Some records>
◇ ◇ ◇
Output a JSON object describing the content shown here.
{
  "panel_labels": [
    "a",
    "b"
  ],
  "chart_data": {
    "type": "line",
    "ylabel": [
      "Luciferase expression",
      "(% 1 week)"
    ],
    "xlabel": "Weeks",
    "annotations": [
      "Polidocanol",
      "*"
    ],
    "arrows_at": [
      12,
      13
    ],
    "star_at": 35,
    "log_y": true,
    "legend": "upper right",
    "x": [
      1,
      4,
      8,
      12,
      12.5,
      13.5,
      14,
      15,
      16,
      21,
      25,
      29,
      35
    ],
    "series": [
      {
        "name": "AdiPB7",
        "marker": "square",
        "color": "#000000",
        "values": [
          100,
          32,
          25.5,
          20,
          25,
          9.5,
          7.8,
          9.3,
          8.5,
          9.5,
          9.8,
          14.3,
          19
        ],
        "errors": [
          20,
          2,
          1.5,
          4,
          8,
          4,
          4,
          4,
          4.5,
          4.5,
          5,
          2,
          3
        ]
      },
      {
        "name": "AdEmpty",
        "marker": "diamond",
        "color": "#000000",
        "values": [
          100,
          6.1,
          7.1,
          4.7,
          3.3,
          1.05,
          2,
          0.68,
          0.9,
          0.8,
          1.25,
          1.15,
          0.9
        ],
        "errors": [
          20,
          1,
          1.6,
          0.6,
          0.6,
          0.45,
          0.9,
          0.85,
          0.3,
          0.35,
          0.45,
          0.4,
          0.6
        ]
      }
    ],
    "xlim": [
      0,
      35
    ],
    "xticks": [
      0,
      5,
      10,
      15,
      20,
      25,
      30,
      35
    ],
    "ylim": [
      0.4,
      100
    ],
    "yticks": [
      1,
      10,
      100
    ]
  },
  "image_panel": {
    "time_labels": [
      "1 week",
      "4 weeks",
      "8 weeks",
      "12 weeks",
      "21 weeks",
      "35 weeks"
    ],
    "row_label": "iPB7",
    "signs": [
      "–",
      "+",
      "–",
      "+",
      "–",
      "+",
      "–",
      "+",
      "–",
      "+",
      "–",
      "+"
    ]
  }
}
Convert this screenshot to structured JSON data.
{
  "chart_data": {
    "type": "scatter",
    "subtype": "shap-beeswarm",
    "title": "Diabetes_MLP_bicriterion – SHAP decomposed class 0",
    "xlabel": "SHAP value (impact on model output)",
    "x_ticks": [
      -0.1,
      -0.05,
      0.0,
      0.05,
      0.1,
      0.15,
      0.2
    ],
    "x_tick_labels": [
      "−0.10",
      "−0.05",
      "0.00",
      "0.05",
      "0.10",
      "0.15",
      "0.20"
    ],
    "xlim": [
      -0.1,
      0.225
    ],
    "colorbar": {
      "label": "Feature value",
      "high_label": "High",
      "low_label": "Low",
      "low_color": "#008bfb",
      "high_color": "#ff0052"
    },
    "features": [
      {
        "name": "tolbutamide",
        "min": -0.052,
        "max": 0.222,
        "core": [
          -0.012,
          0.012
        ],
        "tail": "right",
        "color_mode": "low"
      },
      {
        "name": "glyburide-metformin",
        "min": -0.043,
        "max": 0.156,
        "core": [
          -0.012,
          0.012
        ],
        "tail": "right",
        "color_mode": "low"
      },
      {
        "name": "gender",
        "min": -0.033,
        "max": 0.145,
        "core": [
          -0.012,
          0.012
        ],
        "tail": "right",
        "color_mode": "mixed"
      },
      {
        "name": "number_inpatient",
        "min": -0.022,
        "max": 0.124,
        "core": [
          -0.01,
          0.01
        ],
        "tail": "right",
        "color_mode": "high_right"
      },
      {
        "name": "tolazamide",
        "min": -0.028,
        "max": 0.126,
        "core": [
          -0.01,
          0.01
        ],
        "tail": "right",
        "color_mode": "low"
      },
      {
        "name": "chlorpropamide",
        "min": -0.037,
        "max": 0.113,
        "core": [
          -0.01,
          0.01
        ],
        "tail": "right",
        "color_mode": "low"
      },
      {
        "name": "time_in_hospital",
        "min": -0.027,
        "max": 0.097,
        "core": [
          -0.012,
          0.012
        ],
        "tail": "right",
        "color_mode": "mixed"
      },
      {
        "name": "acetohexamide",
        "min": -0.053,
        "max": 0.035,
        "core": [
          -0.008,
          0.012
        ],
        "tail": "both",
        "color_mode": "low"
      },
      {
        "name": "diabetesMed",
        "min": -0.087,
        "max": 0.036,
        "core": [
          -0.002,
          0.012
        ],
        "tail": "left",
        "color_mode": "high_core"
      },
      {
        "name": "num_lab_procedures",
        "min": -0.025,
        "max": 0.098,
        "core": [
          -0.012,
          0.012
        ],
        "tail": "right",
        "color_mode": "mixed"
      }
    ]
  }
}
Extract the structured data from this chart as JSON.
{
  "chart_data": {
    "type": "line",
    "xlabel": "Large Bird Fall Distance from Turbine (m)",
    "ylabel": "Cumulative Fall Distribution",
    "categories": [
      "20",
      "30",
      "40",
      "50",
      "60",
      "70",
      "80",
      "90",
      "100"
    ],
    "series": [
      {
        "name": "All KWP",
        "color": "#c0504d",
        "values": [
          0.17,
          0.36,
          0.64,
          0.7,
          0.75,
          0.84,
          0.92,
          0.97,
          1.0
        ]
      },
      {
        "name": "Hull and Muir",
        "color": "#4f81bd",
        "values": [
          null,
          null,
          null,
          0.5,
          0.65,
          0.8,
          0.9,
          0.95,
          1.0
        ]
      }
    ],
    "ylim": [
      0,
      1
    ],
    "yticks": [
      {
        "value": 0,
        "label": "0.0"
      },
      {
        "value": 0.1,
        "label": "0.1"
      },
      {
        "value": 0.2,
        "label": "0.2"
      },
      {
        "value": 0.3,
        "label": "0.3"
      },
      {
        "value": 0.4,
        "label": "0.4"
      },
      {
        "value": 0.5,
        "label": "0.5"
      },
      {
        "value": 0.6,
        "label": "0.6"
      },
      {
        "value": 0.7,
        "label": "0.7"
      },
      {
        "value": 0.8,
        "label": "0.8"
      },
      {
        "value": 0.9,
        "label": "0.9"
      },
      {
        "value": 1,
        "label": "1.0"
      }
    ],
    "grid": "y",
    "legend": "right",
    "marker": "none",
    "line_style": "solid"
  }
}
◇ ◇ ◇
Problem to solve>
Repeat only the lines running from the line that contains "Extract the structured" through the last line above, inclusive.

Solution>
Extract the structured data from this chart as JSON.
{
  "chart_data": {
    "type": "line",
    "xlabel": "Large Bird Fall Distance from Turbine (m)",
    "ylabel": "Cumulative Fall Distribution",
    "categories": [
      "20",
      "30",
      "40",
      "50",
      "60",
      "70",
      "80",
      "90",
      "100"
    ],
    "series": [
      {
        "name": "All KWP",
        "color": "#c0504d",
        "values": [
          0.17,
          0.36,
          0.64,
          0.7,
          0.75,
          0.84,
          0.92,
          0.97,
          1.0
        ]
      },
      {
        "name": "Hull and Muir",
        "color": "#4f81bd",
        "values": [
          null,
          null,
          null,
          0.5,
          0.65,
          0.8,
          0.9,
          0.95,
          1.0
        ]
      }
    ],
    "ylim": [
      0,
      1
    ],
    "yticks": [
      {
        "value": 0,
        "label": "0.0"
      },
      {
        "value": 0.1,
        "label": "0.1"
      },
      {
        "value": 0.2,
        "label": "0.2"
      },
      {
        "value": 0.3,
        "label": "0.3"
      },
      {
        "value": 0.4,
        "label": "0.4"
      },
      {
        "value": 0.5,
        "label": "0.5"
      },
      {
        "value": 0.6,
        "label": "0.6"
      },
      {
        "value": 0.7,
        "label": "0.7"
      },
      {
        "value": 0.8,
        "label": "0.8"
      },
      {
        "value": 0.9,
        "label": "0.9"
      },
      {
        "value": 1,
        "label": "1.0"
      }
    ],
    "grid": "y",
    "legend": "right",
    "marker": "none",
    "line_style": "solid"
  }
}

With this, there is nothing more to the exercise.